Extracted data entries:

--- --- ---

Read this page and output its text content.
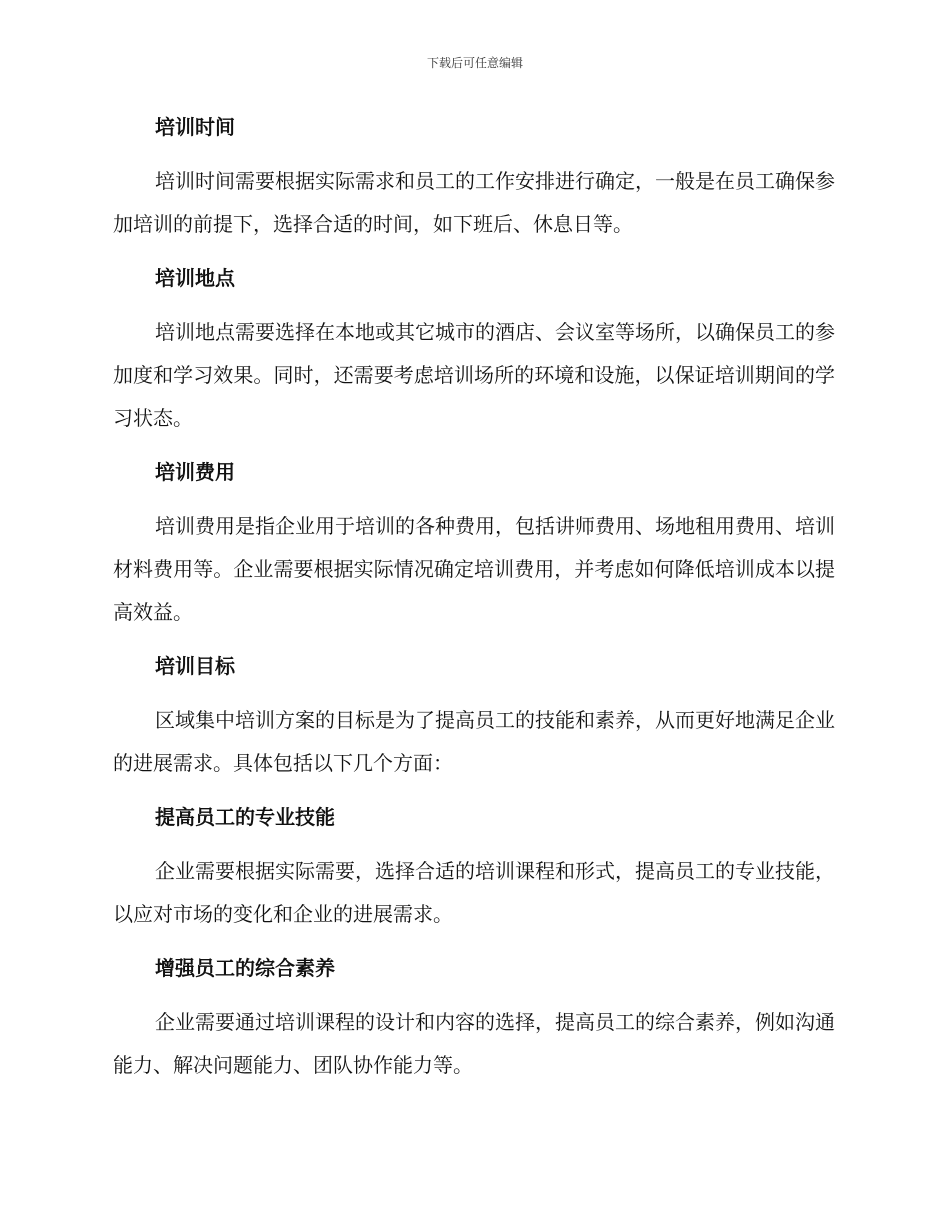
下载后可任意编辑
培训时间

培训时间需要根据实际需求和员工的工作安排进行确定，一般是在员工确保参加培训的前提下，选择合适的时间，如下班后、休息日等。

培训地点

培训地点需要选择在本地或其它城市的酒店、会议室等场所，以确保员工的参加度和学习效果。同时，还需要考虑培训场所的环境和设施，以保证培训期间的学习状态。

培训费用

培训费用是指企业用于培训的各种费用，包括讲师费用、场地租用费用、培训材料费用等。企业需要根据实际情况确定培训费用，并考虑如何降低培训成本以提高效益。

培训目标

区域集中培训方案的目标是为了提高员工的技能和素养，从而更好地满足企业的进展需求。具体包括以下几个方面：

提高员工的专业技能

企业需要根据实际需要，选择合适的培训课程和形式，提高员工的专业技能，以应对市场的变化和企业的进展需求。

增强员工的综合素养

企业需要通过培训课程的设计和内容的选择，提高员工的综合素养，例如沟通能力、解决问题能力、团队协作能力等。
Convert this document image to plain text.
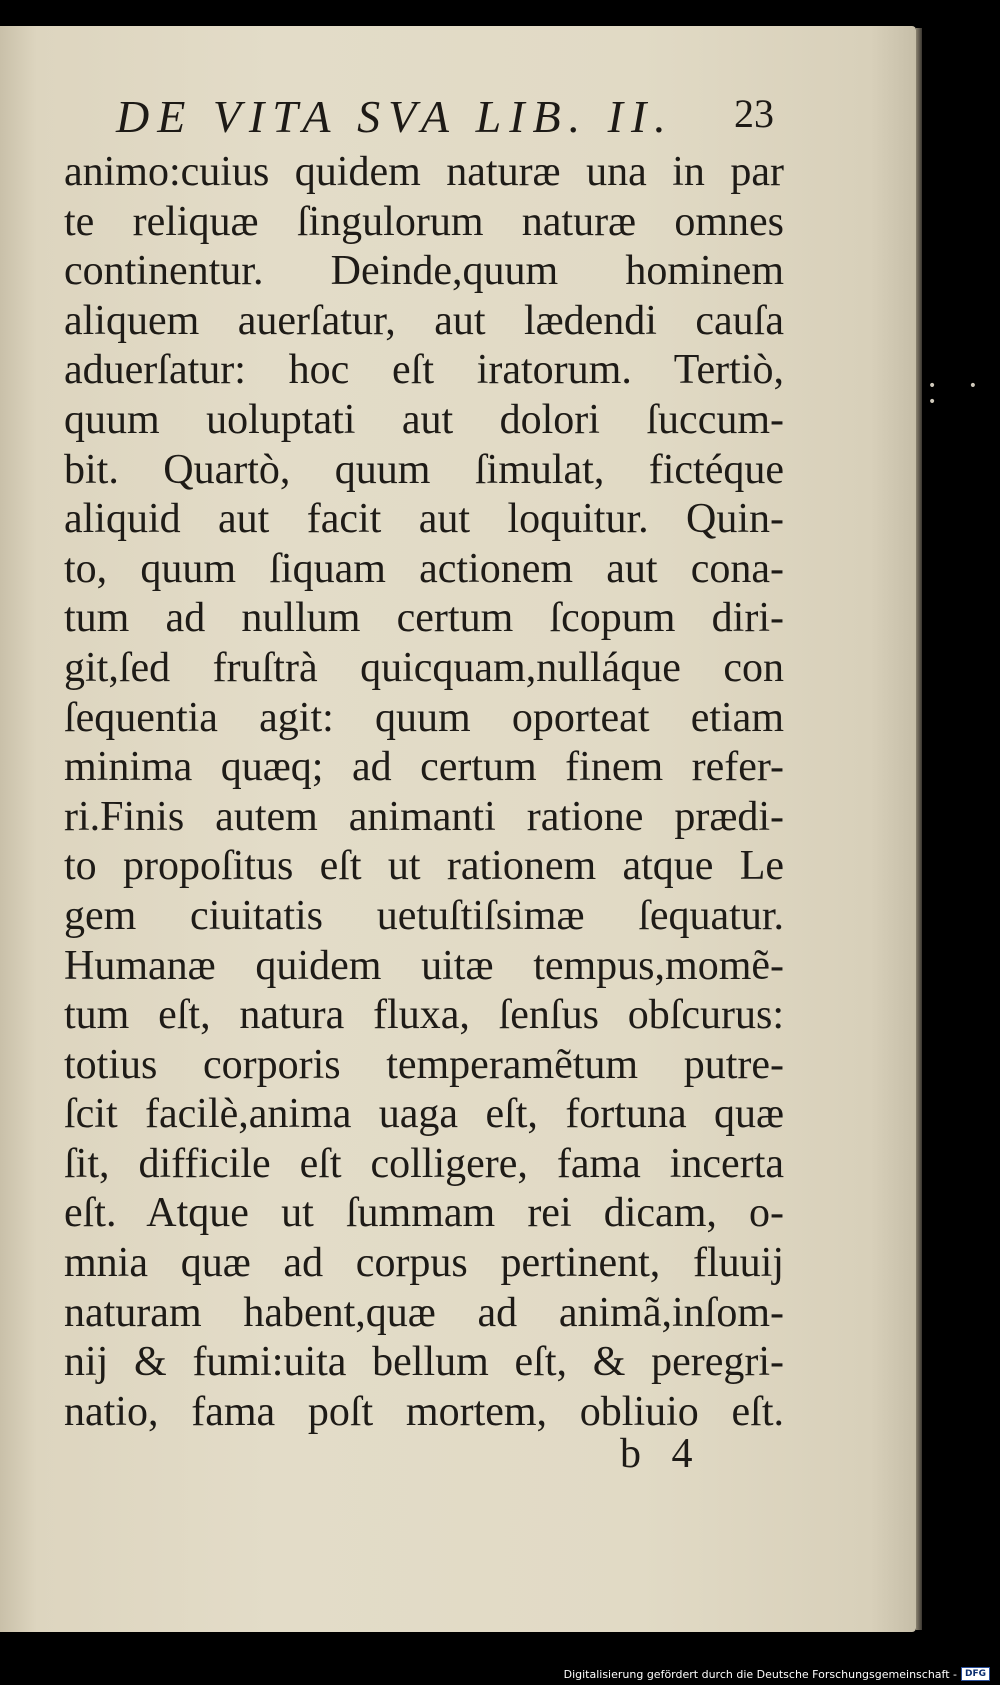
DE VITA SVA LIB. II.	23
animo:cuius quidem naturæ una in par
te reliquæ ſingulorum naturæ omnes
continentur. Deinde,quum hominem
aliquem auerſatur, aut lædendi cauſa
aduerſatur: hoc eſt iratorum. Tertiò,
quum uoluptati aut dolori ſuccum-
bit. Quartò, quum ſimulat, fictéque
aliquid aut facit aut loquitur. Quin-
to, quum ſiquam actionem aut cona-
tum ad nullum certum ſcopum diri-
git,ſed fruſtrà quicquam,nulláque con
ſequentia agit: quum oporteat etiam
minima quæq; ad certum finem refer-
ri.Finis autem animanti ratione prædi-
to propoſitus eſt ut rationem atque Le
gem ciuitatis uetuſtiſsimæ ſequatur.
Humanæ quidem uitæ tempus,momẽ-
tum eſt, natura fluxa, ſenſus obſcurus:
totius corporis temperamẽtum putre-
ſcit facilè,anima uaga eſt, fortuna quæ
ſit, difficile eſt colligere, fama incerta
eſt. Atque ut ſummam rei dicam, o-
mnia quæ ad corpus pertinent, fluuij
naturam habent,quæ ad animã,inſom-
nij & fumi:uita bellum eſt, & peregri-
natio, fama poſt mortem, obliuio eſt.
b 4
• • •
Digitalisierung gefördert durch die Deutsche Forschungsgemeinschaft - DFG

--- --- ---

__PROMPT__: The lines to repeat run from the line containing "Convert this document image to plain text." through the last line of the material above; give them exactly, without the pictures.

__SOLUTION TO THIS EXERCISE__:
Convert this document image to plain text.
DE VITA SVA LIB. II.	23
animo:cuius quidem naturæ una in par
te reliquæ ſingulorum naturæ omnes
continentur. Deinde,quum hominem
aliquem auerſatur, aut lædendi cauſa
aduerſatur: hoc eſt iratorum. Tertiò,
quum uoluptati aut dolori ſuccum-
bit. Quartò, quum ſimulat, fictéque
aliquid aut facit aut loquitur. Quin-
to, quum ſiquam actionem aut cona-
tum ad nullum certum ſcopum diri-
git,ſed fruſtrà quicquam,nulláque con
ſequentia agit: quum oporteat etiam
minima quæq; ad certum finem refer-
ri.Finis autem animanti ratione prædi-
to propoſitus eſt ut rationem atque Le
gem ciuitatis uetuſtiſsimæ ſequatur.
Humanæ quidem uitæ tempus,momẽ-
tum eſt, natura fluxa, ſenſus obſcurus:
totius corporis temperamẽtum putre-
ſcit facilè,anima uaga eſt, fortuna quæ
ſit, difficile eſt colligere, fama incerta
eſt. Atque ut ſummam rei dicam, o-
mnia quæ ad corpus pertinent, fluuij
naturam habent,quæ ad animã,inſom-
nij & fumi:uita bellum eſt, & peregri-
natio, fama poſt mortem, obliuio eſt.
b 4
• • •
Digitalisierung gefördert durch die Deutsche Forschungsgemeinschaft - DFG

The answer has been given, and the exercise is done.